AIM:
Could you give the lines of each entry below as a numbered list, leaving out any blank lines?

Element and bounding-box listings
○ ○ ○ ○ ○

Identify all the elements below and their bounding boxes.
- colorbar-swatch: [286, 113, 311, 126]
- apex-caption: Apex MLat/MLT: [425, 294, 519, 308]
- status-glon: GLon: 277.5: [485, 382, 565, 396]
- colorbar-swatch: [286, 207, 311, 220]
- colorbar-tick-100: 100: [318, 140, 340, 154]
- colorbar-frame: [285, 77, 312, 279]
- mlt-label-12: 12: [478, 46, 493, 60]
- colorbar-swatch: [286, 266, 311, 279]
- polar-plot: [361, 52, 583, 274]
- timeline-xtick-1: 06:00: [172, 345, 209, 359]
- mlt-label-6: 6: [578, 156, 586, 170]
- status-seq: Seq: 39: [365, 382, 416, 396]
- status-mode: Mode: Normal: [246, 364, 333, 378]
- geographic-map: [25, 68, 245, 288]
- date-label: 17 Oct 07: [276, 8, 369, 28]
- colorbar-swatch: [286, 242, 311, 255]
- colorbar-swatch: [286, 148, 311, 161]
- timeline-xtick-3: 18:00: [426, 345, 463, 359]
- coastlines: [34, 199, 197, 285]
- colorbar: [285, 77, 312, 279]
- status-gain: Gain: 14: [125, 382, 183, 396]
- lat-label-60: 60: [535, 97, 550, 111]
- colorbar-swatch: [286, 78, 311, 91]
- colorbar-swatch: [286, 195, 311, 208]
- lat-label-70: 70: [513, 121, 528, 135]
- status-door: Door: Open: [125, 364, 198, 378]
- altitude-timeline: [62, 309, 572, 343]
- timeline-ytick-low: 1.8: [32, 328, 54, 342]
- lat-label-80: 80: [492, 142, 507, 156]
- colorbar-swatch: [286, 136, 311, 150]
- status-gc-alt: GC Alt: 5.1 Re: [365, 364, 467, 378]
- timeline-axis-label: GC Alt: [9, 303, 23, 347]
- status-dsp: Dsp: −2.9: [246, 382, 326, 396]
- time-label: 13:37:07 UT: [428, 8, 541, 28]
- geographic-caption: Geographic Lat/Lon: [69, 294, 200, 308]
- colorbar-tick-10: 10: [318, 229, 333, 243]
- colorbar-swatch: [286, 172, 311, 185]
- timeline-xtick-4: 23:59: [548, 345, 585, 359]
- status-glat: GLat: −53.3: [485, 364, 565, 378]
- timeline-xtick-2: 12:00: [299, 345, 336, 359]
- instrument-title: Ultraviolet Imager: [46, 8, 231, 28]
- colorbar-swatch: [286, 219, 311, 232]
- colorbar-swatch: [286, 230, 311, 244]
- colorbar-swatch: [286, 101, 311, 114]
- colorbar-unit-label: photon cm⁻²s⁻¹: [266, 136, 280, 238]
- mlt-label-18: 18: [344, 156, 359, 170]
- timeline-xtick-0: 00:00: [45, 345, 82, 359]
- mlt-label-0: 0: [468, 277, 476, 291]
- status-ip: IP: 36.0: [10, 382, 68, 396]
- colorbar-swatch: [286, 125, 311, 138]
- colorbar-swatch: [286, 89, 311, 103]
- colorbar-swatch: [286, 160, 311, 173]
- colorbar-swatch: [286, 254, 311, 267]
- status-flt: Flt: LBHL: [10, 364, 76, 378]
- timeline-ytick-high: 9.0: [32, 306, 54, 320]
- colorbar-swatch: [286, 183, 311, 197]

○ ○ ○ ○ ○

THE RESULT:
1. Identify all the elements below and their bounding boxes.
2. - colorbar-swatch: [286, 113, 311, 126]
3. - apex-caption: Apex MLat/MLT: [425, 294, 519, 308]
4. - status-glon: GLon: 277.5: [485, 382, 565, 396]
5. - colorbar-swatch: [286, 207, 311, 220]
6. - colorbar-tick-100: 100: [318, 140, 340, 154]
7. - colorbar-frame: [285, 77, 312, 279]
8. - mlt-label-12: 12: [478, 46, 493, 60]
9. - colorbar-swatch: [286, 266, 311, 279]
10. - polar-plot: [361, 52, 583, 274]
11. - timeline-xtick-1: 06:00: [172, 345, 209, 359]
12. - mlt-label-6: 6: [578, 156, 586, 170]
13. - status-seq: Seq: 39: [365, 382, 416, 396]
14. - status-mode: Mode: Normal: [246, 364, 333, 378]
15. - geographic-map: [25, 68, 245, 288]
16. - date-label: 17 Oct 07: [276, 8, 369, 28]
17. - colorbar-swatch: [286, 242, 311, 255]
18. - colorbar-swatch: [286, 148, 311, 161]
19. - timeline-xtick-3: 18:00: [426, 345, 463, 359]
20. - coastlines: [34, 199, 197, 285]
21. - colorbar: [285, 77, 312, 279]
22. - status-gain: Gain: 14: [125, 382, 183, 396]
23. - lat-label-60: 60: [535, 97, 550, 111]
24. - colorbar-swatch: [286, 78, 311, 91]
25. - colorbar-swatch: [286, 195, 311, 208]
26. - lat-label-70: 70: [513, 121, 528, 135]
27. - status-door: Door: Open: [125, 364, 198, 378]
28. - altitude-timeline: [62, 309, 572, 343]
29. - timeline-ytick-low: 1.8: [32, 328, 54, 342]
30. - lat-label-80: 80: [492, 142, 507, 156]
31. - colorbar-swatch: [286, 136, 311, 150]
32. - status-gc-alt: GC Alt: 5.1 Re: [365, 364, 467, 378]
33. - timeline-axis-label: GC Alt: [9, 303, 23, 347]
34. - status-dsp: Dsp: −2.9: [246, 382, 326, 396]
35. - time-label: 13:37:07 UT: [428, 8, 541, 28]
36. - geographic-caption: Geographic Lat/Lon: [69, 294, 200, 308]
37. - colorbar-tick-10: 10: [318, 229, 333, 243]
38. - colorbar-swatch: [286, 172, 311, 185]
39. - timeline-xtick-4: 23:59: [548, 345, 585, 359]
40. - status-glat: GLat: −53.3: [485, 364, 565, 378]
41. - timeline-xtick-2: 12:00: [299, 345, 336, 359]
42. - instrument-title: Ultraviolet Imager: [46, 8, 231, 28]
43. - colorbar-swatch: [286, 219, 311, 232]
44. - colorbar-swatch: [286, 230, 311, 244]
45. - colorbar-swatch: [286, 101, 311, 114]
46. - colorbar-unit-label: photon cm⁻²s⁻¹: [266, 136, 280, 238]
47. - mlt-label-18: 18: [344, 156, 359, 170]
48. - timeline-xtick-0: 00:00: [45, 345, 82, 359]
49. - mlt-label-0: 0: [468, 277, 476, 291]
50. - status-ip: IP: 36.0: [10, 382, 68, 396]
51. - colorbar-swatch: [286, 125, 311, 138]
52. - colorbar-swatch: [286, 89, 311, 103]
53. - colorbar-swatch: [286, 160, 311, 173]
54. - colorbar-swatch: [286, 254, 311, 267]
55. - status-flt: Flt: LBHL: [10, 364, 76, 378]
56. - timeline-ytick-high: 9.0: [32, 306, 54, 320]
57. - colorbar-swatch: [286, 183, 311, 197]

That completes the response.